What you have to do - Where a line contains the word "Attaisnojuma", copy that line.

-*-*-

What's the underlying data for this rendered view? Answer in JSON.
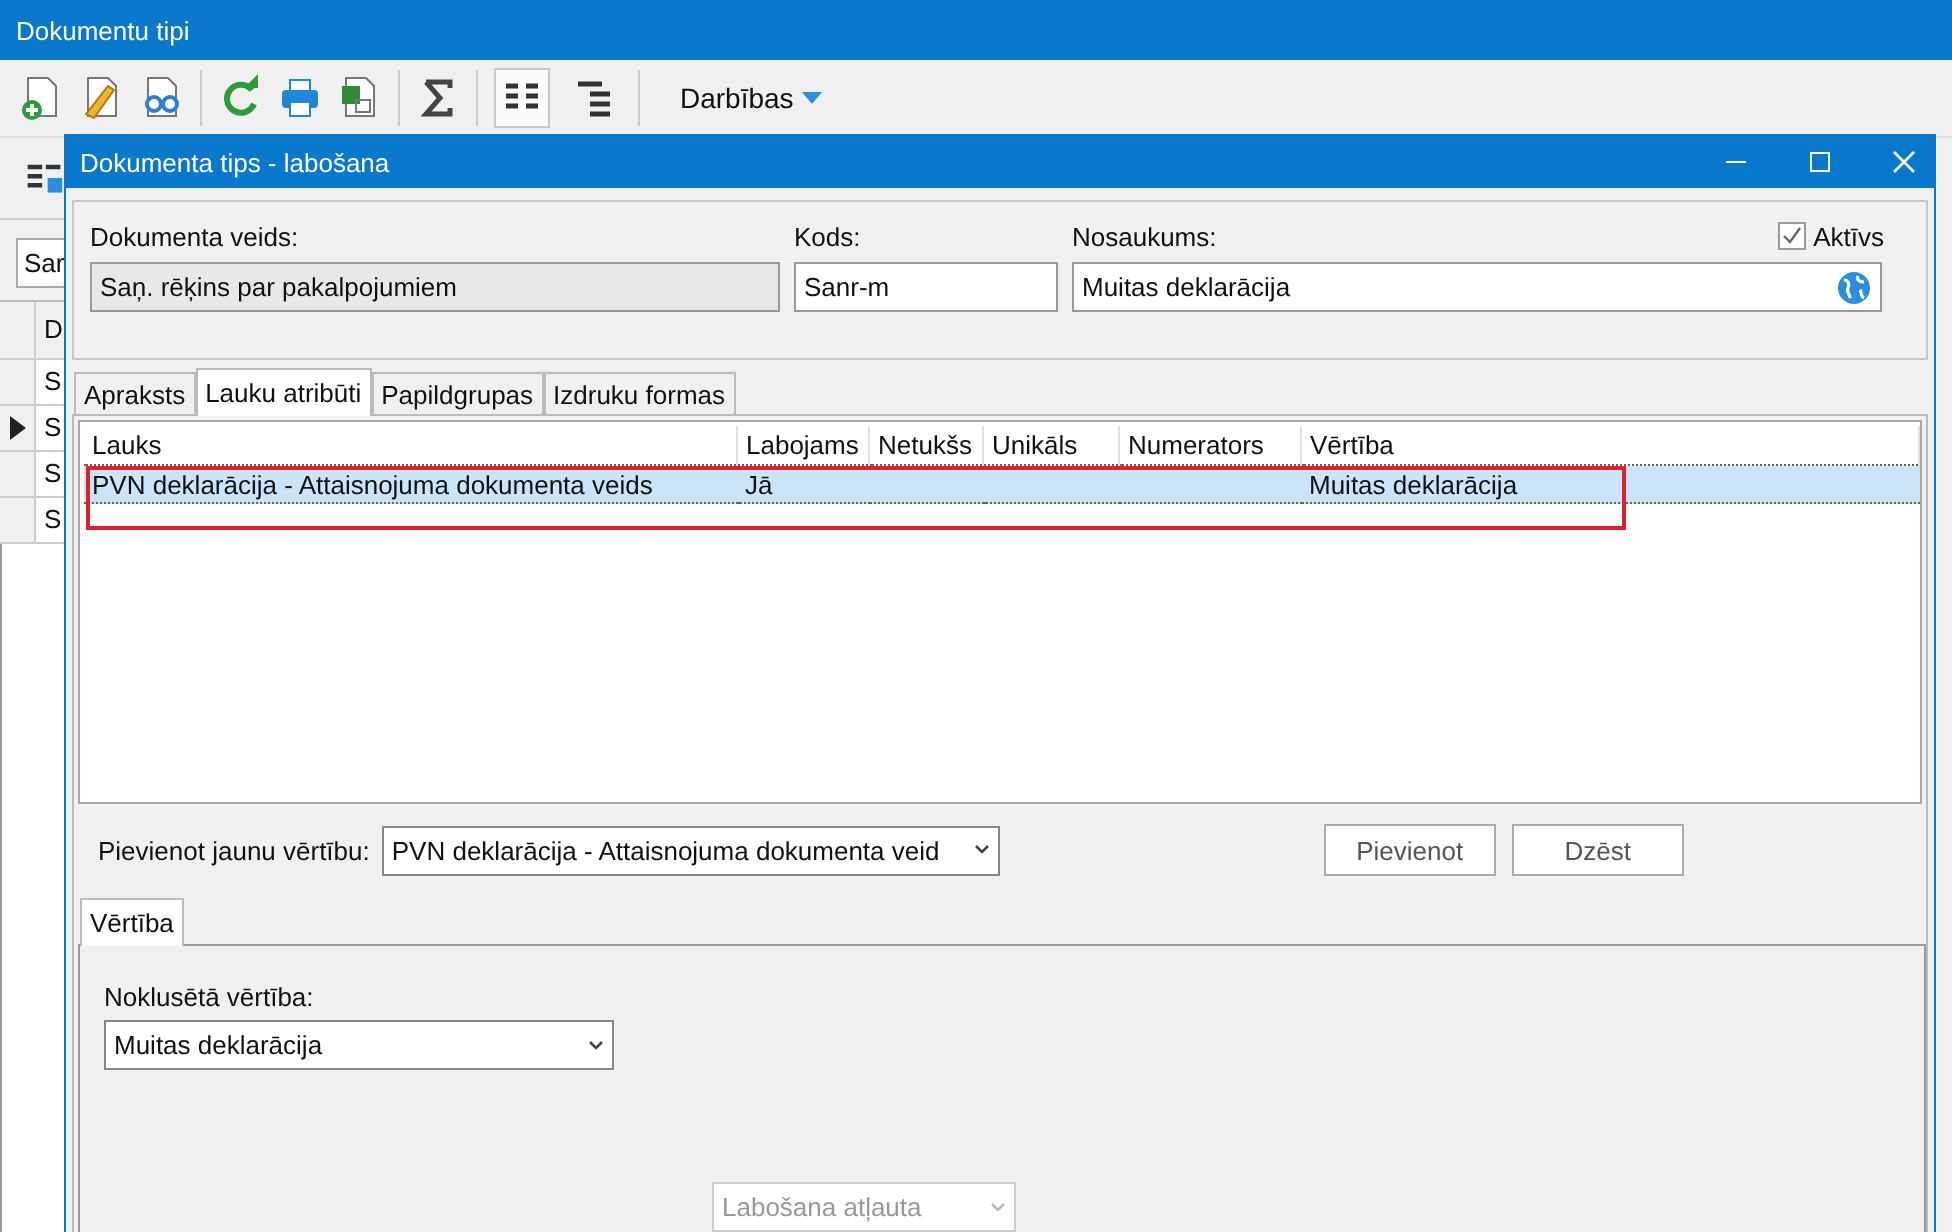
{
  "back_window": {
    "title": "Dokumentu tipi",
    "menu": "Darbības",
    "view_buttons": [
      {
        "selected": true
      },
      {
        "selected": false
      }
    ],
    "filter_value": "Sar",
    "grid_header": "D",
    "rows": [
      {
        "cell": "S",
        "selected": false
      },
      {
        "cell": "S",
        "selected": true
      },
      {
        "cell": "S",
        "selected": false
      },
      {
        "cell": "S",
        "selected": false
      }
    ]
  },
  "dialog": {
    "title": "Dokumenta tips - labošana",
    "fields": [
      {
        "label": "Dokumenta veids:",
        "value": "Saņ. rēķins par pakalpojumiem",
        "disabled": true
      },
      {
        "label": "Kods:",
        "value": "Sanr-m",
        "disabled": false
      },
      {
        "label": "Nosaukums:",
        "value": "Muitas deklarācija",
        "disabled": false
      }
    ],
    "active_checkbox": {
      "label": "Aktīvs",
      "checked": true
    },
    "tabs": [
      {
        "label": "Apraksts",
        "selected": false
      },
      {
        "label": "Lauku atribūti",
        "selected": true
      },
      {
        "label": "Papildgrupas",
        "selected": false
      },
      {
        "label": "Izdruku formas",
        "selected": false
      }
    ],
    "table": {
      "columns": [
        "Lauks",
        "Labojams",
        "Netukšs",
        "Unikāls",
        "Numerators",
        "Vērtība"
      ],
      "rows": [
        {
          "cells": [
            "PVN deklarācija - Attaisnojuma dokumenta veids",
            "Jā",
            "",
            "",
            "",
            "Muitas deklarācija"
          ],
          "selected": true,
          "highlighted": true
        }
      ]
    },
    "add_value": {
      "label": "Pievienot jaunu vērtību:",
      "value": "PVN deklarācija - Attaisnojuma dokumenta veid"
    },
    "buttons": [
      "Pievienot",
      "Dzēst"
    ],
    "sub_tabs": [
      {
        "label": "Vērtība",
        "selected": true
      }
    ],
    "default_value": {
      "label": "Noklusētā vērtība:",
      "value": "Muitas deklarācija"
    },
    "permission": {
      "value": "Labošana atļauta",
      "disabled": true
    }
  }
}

-*-*-

Worked answer -
            "PVN deklarācija - Attaisnojuma dokumenta veids",
      "value": "PVN deklarācija - Attaisnojuma dokumenta veid"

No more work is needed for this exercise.